### Selected text
····················

Romantic love in Western societies is often portrayed in a stereotypical way: two yearning halves, who search for each other to find their complete, original state. Few find this bliss because it’s a myth, dating back to Plato. In Greek mythology, the perfect lovers were joined together and sliced in two. Love, then, is the desire of each part to find the missing other.
This myth lingers on in popular culture, love stories, and romantic comedies. It affects our social identity, which for many is formed by stereotypical, scripted portrayals of relationships. Often, less consciously, we keep on searching for our “missing half”—the ideal—but divorce rates attest to why this ideal doesn’t exist.
Nowadays, many people escape into the virtual world in their search for the ideal relationship. Online dating, flirtatious messaging, and “sexting” are often used as an antidote to loneliness, lack of intimacy, and the painful experience of loss. In cyberspace, we can be whoever and whatever we desire to be. This gives us pleasure, but it seduces and lures us into the imaginary: the world of the unconscious where desires we didn’t even know we had are immediately satisfied in the virtual world.
It’s easy to become addicted to this virtual world because real-life love can’t compete with it. For some, a return to reality is difficult, or even impossible, as rising internet addictions and online infidelity show. This can result in various emotional (stress, hopelessness, anger, pain) and behavioral reactions (fights, revenge porn, divorce, substance abuse, binge eating, or not eating). The link between stress, a broken heart (love sickness), mental health (depression, obsessive compulsive disorder, insomnia), and physical health (exhaustion) is well documented.
Consequences of love
The long-term consequences are less well known, but we can guess. We know that the quality of our social relationships and circumstances can have profound influences on our brain.

····················

### Listed entries

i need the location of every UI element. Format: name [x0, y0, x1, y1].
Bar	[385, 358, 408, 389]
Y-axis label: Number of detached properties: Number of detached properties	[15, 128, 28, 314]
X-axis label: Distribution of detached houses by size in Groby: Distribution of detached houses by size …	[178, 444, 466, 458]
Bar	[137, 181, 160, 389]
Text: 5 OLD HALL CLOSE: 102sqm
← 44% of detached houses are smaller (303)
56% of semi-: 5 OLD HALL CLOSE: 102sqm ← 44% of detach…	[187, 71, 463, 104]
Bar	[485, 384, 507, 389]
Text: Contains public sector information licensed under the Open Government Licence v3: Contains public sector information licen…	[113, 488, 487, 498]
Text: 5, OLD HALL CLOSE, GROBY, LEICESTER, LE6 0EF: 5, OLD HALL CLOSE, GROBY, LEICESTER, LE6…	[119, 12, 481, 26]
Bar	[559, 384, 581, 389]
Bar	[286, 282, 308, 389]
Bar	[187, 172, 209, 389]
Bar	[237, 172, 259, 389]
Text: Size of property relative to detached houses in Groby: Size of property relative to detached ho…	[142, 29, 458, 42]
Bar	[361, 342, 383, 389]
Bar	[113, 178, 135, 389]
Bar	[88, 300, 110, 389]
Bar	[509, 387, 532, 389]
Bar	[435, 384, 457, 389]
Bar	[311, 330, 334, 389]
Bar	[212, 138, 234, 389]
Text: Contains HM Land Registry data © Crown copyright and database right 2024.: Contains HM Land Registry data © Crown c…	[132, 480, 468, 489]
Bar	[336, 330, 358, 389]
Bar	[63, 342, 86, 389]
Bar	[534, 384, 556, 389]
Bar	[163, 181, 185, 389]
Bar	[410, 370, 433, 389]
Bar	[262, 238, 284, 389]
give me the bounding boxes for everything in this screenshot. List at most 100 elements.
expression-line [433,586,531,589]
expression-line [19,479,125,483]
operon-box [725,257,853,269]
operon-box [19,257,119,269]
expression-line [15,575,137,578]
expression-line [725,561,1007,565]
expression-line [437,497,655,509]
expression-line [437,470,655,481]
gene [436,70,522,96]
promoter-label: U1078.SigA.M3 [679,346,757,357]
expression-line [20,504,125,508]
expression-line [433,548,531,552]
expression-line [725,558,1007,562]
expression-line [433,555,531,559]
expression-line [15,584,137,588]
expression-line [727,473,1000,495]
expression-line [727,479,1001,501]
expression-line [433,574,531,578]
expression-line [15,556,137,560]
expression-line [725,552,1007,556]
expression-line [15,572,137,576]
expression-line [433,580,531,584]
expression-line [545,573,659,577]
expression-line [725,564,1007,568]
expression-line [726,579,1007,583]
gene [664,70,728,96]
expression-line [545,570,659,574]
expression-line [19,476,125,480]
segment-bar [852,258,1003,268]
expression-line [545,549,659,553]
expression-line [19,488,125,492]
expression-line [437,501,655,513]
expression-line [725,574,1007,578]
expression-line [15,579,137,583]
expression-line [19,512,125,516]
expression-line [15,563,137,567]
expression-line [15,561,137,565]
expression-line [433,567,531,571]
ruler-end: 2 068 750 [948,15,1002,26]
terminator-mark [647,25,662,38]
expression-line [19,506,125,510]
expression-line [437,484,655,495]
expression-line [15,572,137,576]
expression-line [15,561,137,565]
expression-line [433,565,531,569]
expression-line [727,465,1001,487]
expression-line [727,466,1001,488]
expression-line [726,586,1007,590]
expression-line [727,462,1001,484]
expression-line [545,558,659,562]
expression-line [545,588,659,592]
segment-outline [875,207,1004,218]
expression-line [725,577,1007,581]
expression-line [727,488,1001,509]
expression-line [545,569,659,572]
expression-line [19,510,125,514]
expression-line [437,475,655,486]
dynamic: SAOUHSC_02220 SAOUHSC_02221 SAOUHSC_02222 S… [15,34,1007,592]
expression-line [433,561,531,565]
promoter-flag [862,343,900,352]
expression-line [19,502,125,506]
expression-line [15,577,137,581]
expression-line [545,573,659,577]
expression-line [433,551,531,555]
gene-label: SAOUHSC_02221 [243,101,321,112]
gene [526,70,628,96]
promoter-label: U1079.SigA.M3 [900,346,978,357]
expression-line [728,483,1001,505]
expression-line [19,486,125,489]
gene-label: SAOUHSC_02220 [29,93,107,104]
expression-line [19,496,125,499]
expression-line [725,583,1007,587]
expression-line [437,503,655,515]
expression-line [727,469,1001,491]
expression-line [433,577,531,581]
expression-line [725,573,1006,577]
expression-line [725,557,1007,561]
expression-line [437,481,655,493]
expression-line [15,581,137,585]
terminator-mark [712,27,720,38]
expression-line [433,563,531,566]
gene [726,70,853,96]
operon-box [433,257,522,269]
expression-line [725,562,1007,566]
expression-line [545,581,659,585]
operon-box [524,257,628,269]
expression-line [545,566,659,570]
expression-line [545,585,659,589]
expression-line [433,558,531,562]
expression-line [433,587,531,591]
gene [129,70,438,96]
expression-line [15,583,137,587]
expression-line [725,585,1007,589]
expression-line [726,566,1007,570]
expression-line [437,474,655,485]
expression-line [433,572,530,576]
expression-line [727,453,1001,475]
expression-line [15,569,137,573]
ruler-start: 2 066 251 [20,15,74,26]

····················

### Work task 1
In the passage on romantic love, which ancient thinker does the myth of two yearning halves date back to?
### Work task 2
Sum up the passage on romantic love in two sentences.
### Work task 3
Please write the next part of the passage on romantic love, picking up after its final sentence.

### Response 1
Plato.

### Response 2
Western portrayals of romantic love rest on a myth dating back to Plato, in which two halves search for each other, and this myth lingers in popular culture and shapes social identity even though divorce rates show the ideal doesn't exist. Many people now look for the ideal relationship in the virtual world, which can become addictive because real-life love can't compete with it, leading to emotional and behavioral reactions tied to stress and to mental and physical health.

### Response 3
Recent advances in epigenetics—a set of modifications to our genetic material that changes the ways our genes are switched on and off without altering the genes themselves—suggest a link between social experiences, gene expression, neurobiological changes, and behavioral variation. A growing body of evidence explains how the social environment gets into our mind through epigenetic mechanisms and how these affect our offspring. In other words, physical effects caused by our social experiences could be passed on.
If emotions, conscious thoughts, and unconscious beliefs are indeed part of our social environment and influence our genes through epigenetic mechanisms, what are the possible long-term consequences of the romantic love myth? If epigenetic processes play an important role in psychiatric disorders and love sickness (broken hearts) can result in mental health problems, can both be linked? In the absence of longitudinal cohort studies, where the same group of people are observed over long periods of time, we simply don’t know yet.
But we do know that socially constructed notions of romantic love, and of marriage, constitute our selves. They start in early childhood and continue throughout adolescence and adulthood. Google “romantic love” and see what comes up. We develop expectations, consciously and unconsciously, about our love relationships and attempt to realize these. When these notions are unattainable, stress is inevitable. And the impact of stress on our immune system, heart and mental health is well documented.
It’s high time we stopped chasing after fictional love. Acts of love are as diverse as the people who exchange them between each other. They are often mundane but caring. If we break the myth of romantic love, we can start having more realistic expectations of relationships and in turn lead happier and healthier lives.